▶ **Your objective**:
Go through the data below and gather each line containing "name".

▶ **Stored rows**:

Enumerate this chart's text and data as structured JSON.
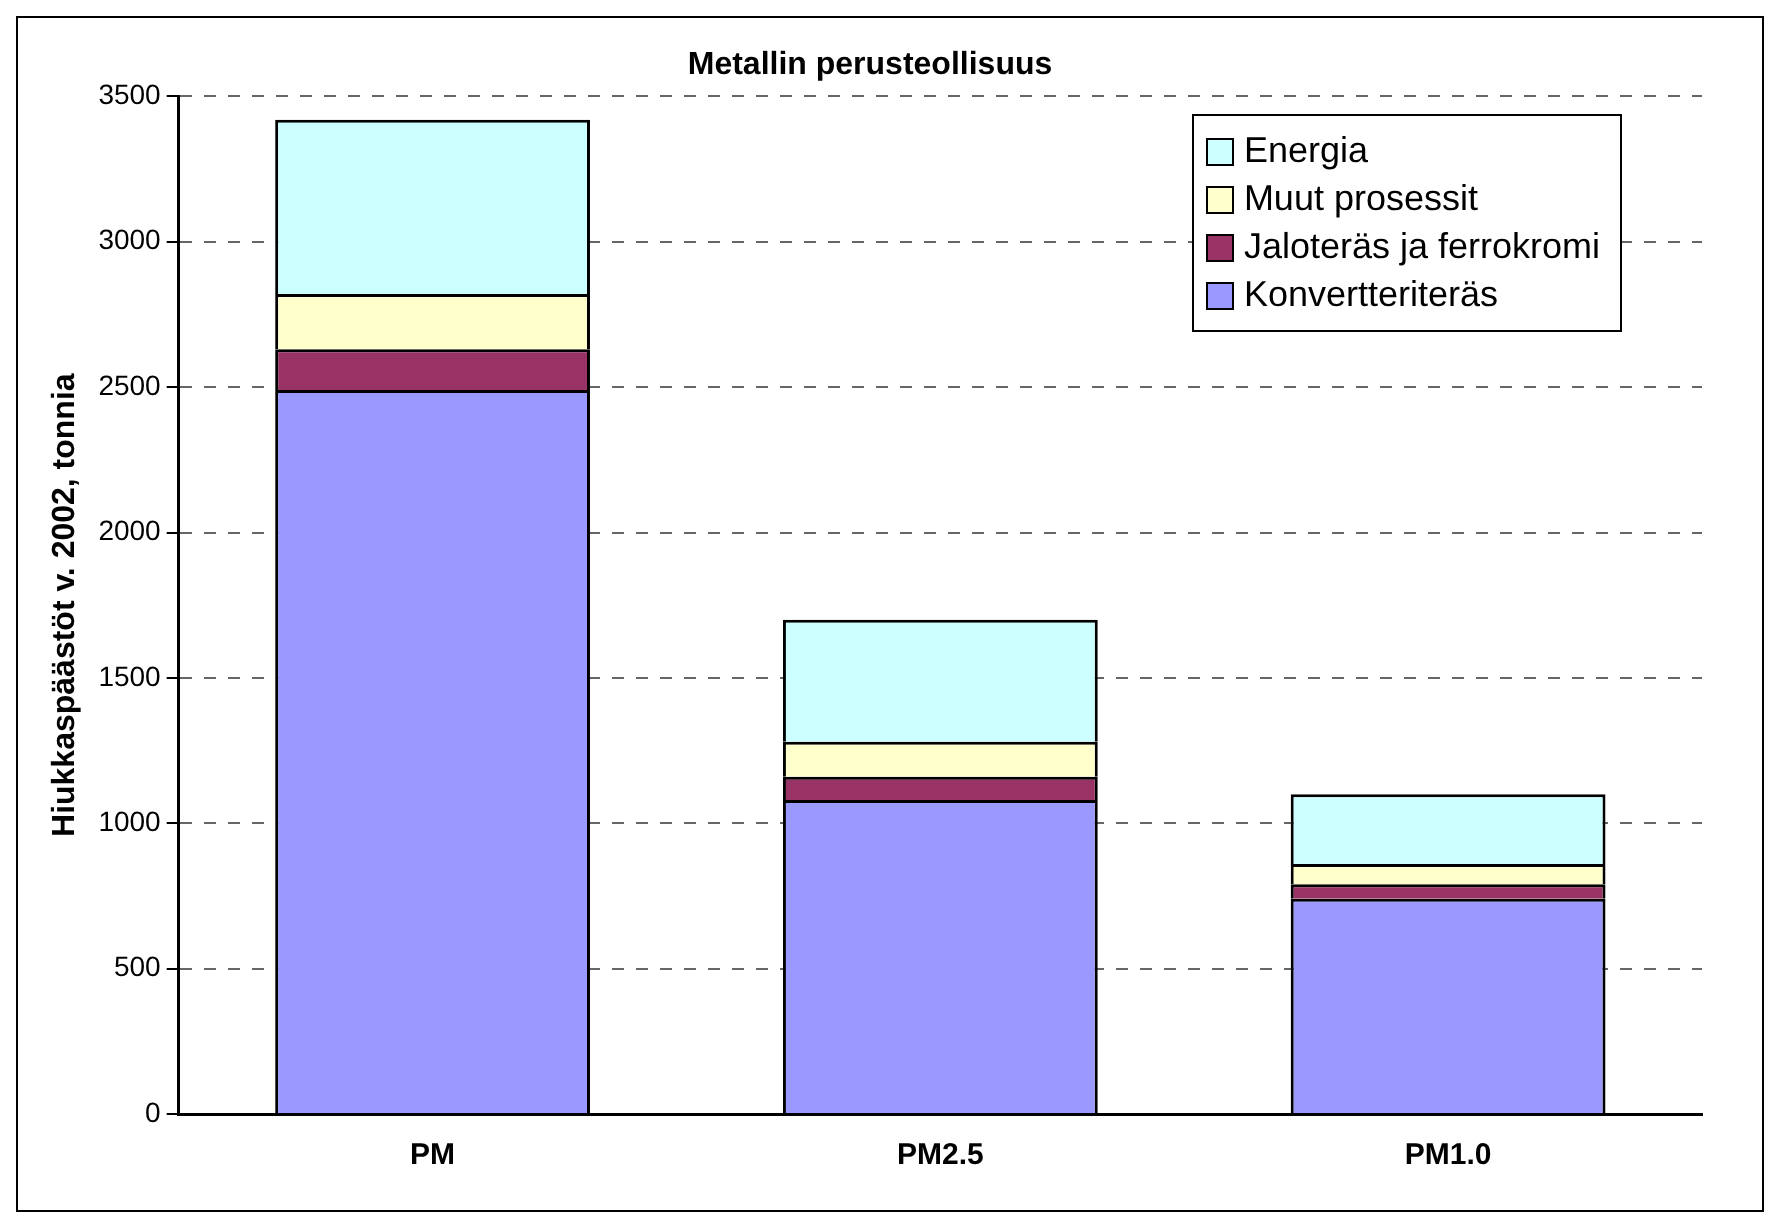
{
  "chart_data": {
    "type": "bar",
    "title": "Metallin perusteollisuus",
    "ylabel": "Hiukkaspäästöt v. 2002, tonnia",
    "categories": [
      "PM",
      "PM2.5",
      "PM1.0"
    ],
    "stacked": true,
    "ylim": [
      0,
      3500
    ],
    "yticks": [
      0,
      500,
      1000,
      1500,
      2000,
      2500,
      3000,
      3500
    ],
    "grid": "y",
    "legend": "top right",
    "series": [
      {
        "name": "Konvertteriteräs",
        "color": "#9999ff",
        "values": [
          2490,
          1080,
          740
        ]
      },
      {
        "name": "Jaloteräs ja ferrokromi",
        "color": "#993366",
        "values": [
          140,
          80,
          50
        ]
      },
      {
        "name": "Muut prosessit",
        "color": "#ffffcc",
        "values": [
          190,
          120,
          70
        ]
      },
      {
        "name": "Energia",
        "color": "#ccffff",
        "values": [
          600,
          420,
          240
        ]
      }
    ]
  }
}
...
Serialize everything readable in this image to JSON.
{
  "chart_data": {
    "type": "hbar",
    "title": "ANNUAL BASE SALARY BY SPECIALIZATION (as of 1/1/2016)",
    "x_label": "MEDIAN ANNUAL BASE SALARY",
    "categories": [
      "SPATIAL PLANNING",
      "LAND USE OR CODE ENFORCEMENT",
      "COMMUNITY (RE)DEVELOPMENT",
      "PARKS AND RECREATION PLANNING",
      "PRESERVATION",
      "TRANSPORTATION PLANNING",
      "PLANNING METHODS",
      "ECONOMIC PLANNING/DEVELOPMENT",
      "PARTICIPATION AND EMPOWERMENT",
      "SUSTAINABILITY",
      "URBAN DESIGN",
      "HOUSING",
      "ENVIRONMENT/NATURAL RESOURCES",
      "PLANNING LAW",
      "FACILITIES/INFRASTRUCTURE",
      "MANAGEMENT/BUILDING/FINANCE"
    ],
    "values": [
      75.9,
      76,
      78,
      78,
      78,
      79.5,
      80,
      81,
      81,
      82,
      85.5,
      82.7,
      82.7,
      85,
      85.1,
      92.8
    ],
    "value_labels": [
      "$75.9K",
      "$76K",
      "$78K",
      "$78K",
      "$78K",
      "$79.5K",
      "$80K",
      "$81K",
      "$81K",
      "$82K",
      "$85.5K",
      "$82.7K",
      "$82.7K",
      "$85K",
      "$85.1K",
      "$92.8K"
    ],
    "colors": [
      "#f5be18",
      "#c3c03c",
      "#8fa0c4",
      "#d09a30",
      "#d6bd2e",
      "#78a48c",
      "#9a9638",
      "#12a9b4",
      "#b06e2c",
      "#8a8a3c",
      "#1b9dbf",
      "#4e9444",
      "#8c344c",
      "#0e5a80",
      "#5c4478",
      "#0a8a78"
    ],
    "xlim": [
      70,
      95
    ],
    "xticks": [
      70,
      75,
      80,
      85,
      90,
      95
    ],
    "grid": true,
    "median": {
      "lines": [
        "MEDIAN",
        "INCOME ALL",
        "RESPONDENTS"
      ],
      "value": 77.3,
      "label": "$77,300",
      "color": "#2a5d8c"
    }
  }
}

▶ **Answer in full**:
        "name": "Konvertteriteräs",
        "name": "Jaloteräs ja ferrokromi",
        "name": "Muut prosessit",
        "name": "Energia",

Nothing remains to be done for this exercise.